Texte fourni |

++++++

Il est vrai que le bruit du discours tautologique et vide de l’Etat sur l’ordre, l’autorité à restaurer, sur l’universalisme de la loi, visait à saturer les faibles capacités auditives et analytiques du quatrième pouvoir . Il y est parvenu en partie, mais, les quelques reportages pris sur le vif, étaient terriblement éloquents.

Grâce à cette longue émeute, on ne peut plus se dissimuler que la France est aveugle à la dimension racialisée et sexualisée de la question sociale si importante dans la mondialisation actuelle [5]. Qu’elle est daltonienne (blind colour disent cruellement les anglais): les télévisions évoquent tous les jours les problèmes d’intégration dans les banlieues en montrant de jeunes noirs, souvent français ou originaires de nos anciennes colonies (par exemple la Côte d’Ivoire où nos troupes sont présentes !) , mais les commentateurs (A. Adler par exemple dans Le Figaro du 10 novembre) continuent à parler des Maghrébins, de l’Islamisme, et l’Etat, imperturbablement, de la non existence dans l’espace publique français des communautés, l’opposant à la mauvaise conception anglo-saxonne (en fait protestante, mais il l’ignore) de reconnaissance de l’appartenance communautaire ethnique, qui est inéliminable si l’on veut repartir de ce qui existe vraiment et non du Peuple décrété par le gouvernement.

La République Française de la Grande Nation a réalisé, péniblement, la décolonisation externe (et encore) ; elle n’a pas beaucoup avancé dans la décolonisation interne de son universalisme. Un peu d’études post-coloniales enseignées à ses hauts fonctionnaires et dans les écoles publiques serait un premier pas vers le contrôle démocratique de sa police. Car ce qui est consternant, ce n’est pas le policier inexpérimenté et peureux, encore que les gamins dans les cités fassent parfaitement la différence entre les policiers corrects et les vrais «racistes» ( Sartre aurait dit les «salauds»), mais les petites phrases des responsables au plus haut niveau qui fonctionnent comme des promesses d’impunité et qui engendrent mécaniquement une montée des bavures.

La République est nue également, parce que, comme un petit nombre de chercheurs [6] dont je m’honore de faire partie, n’ont cessé de le dire, clamant le plus souvent dans le désert, que l’idéologie républicaine française assimilationniste n’a pas compris grand chose à l’intégration transcommunautaire de la multitude à l’ère de la mondialisation. Elle en est toujours restée au «peuple» fabriqué au forceps «identitaire» et au garde-à-vous colonial. On pourra donc dépenser un peu plus (très insuffisamment au demeurant) dans le énième plan pour les banlieues, cela n’en modifiera pas d’un pouce cette moderne «cascade de mépris» à quoi Voltaire résumait cruellement la société française avant la Révolution française, et contre laquelle ont réagi précisément nos émeutiers.

++++++

Liste des tâches |
**A.** Modifiez le passage du texte fourni allant de « La République Française » jusqu'à « montée des bavures. » en y remplaçant « hauts fonctionnaires » par « cadres de l'administration », puis donnez ce passage en entier.
**B.** Répondez aux questions suivantes d'après le texte fourni.
(i) Quel commentateur est cité à propos du Figaro du 10 novembre ?
(ii) Quel pays est donné en exemple d'ancienne colonie où des troupes françaises sont présentes ?
(iii) À quelle formule Voltaire résumait-il la société française avant la Révolution française ?

++++++

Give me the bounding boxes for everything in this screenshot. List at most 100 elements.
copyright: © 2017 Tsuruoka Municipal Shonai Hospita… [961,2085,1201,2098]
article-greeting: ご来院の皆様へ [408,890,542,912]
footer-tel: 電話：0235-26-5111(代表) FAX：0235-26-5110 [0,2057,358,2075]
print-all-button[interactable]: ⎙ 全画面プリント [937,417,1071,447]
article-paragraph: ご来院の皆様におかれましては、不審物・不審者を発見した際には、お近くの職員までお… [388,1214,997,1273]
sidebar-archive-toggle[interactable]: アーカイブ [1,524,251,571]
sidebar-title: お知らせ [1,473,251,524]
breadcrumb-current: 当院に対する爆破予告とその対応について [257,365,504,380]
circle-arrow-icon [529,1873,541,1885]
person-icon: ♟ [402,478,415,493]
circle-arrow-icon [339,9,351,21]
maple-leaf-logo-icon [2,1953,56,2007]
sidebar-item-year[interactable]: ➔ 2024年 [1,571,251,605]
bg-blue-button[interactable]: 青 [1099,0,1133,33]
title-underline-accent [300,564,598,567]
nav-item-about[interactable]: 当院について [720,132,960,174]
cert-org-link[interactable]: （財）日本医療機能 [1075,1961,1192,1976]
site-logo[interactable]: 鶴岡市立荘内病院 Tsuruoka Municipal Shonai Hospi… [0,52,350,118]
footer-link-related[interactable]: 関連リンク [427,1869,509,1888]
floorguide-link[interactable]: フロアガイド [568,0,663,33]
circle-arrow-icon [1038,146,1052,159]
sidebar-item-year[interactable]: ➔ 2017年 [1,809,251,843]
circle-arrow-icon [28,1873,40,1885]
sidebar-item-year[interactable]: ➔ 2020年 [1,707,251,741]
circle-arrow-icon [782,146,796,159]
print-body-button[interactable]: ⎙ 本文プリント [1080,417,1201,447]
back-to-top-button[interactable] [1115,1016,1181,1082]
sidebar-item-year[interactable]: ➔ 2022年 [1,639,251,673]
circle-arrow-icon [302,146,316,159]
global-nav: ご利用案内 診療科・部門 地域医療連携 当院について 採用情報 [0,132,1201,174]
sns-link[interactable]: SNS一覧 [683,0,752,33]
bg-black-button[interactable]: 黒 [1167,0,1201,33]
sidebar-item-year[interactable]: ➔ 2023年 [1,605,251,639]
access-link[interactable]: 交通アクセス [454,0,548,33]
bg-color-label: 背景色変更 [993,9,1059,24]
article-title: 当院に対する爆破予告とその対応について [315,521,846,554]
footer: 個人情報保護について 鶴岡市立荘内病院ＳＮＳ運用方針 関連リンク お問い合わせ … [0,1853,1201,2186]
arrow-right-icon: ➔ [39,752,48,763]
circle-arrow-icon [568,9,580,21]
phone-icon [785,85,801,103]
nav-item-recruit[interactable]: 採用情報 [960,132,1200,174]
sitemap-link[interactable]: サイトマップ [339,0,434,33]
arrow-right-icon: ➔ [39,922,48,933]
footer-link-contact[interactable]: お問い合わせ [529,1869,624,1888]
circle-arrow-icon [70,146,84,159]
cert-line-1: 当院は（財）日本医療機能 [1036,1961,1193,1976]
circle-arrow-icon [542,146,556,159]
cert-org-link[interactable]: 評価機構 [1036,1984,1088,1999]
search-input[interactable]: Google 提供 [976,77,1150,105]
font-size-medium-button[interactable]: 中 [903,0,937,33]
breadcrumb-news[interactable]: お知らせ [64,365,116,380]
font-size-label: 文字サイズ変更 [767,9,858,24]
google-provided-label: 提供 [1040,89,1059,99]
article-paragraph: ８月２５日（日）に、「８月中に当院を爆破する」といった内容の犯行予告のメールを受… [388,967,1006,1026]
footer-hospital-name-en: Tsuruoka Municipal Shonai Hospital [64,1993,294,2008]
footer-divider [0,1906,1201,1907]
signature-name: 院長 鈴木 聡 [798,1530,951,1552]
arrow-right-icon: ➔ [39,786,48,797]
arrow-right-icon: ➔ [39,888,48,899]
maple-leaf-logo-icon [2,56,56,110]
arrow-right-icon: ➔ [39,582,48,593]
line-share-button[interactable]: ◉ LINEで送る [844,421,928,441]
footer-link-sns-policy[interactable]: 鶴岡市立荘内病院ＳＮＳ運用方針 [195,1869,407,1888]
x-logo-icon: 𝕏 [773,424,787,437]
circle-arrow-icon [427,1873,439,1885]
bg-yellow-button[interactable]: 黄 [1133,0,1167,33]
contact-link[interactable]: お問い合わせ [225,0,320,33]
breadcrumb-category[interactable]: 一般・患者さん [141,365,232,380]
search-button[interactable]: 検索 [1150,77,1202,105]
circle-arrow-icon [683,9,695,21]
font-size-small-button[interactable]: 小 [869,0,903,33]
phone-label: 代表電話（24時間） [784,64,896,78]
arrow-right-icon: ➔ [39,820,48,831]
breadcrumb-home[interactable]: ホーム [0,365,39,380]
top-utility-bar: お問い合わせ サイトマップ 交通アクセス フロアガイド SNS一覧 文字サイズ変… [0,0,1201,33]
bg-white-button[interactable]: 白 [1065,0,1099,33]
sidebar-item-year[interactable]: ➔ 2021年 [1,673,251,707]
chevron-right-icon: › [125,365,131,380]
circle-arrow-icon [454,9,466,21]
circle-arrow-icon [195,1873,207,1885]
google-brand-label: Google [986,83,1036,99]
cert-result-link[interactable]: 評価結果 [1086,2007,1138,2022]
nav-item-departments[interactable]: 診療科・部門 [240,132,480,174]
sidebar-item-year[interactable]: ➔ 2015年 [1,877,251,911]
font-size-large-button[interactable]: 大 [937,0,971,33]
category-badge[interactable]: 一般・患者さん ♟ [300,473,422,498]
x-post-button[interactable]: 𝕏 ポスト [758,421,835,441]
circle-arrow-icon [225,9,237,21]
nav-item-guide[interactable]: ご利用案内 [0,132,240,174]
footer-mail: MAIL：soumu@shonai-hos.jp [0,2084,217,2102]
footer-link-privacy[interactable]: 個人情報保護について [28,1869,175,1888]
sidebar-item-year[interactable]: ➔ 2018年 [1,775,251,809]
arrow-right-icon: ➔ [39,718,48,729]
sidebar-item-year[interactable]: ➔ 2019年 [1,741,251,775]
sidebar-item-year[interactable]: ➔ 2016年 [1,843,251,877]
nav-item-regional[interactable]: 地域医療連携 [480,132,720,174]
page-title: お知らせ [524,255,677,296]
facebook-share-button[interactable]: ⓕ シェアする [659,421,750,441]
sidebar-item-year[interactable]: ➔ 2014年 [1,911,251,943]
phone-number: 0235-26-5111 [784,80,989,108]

++++++

Réponses par tâche |
**A.**
La République Française de la Grande Nation a réalisé, péniblement, la décolonisation externe (et encore) ; elle n’a pas beaucoup avancé dans la décolonisation interne de son universalisme. Un peu d’études post-coloniales enseignées à ses cadres de l'administration et dans les écoles publiques serait un premier pas vers le contrôle démocratique de sa police. Car ce qui est consternant, ce n’est pas le policier inexpérimenté et peureux, encore que les gamins dans les cités fassent parfaitement la différence entre les policiers corrects et les vrais «racistes» ( Sartre aurait dit les «salauds»), mais les petites phrases des responsables au plus haut niveau qui fonctionnent comme des promesses d’impunité et qui engendrent mécaniquement une montée des bavures.

**B.**
(i) A. Adler.
(ii) La Côte d'Ivoire.
(iii) Une « cascade de mépris ».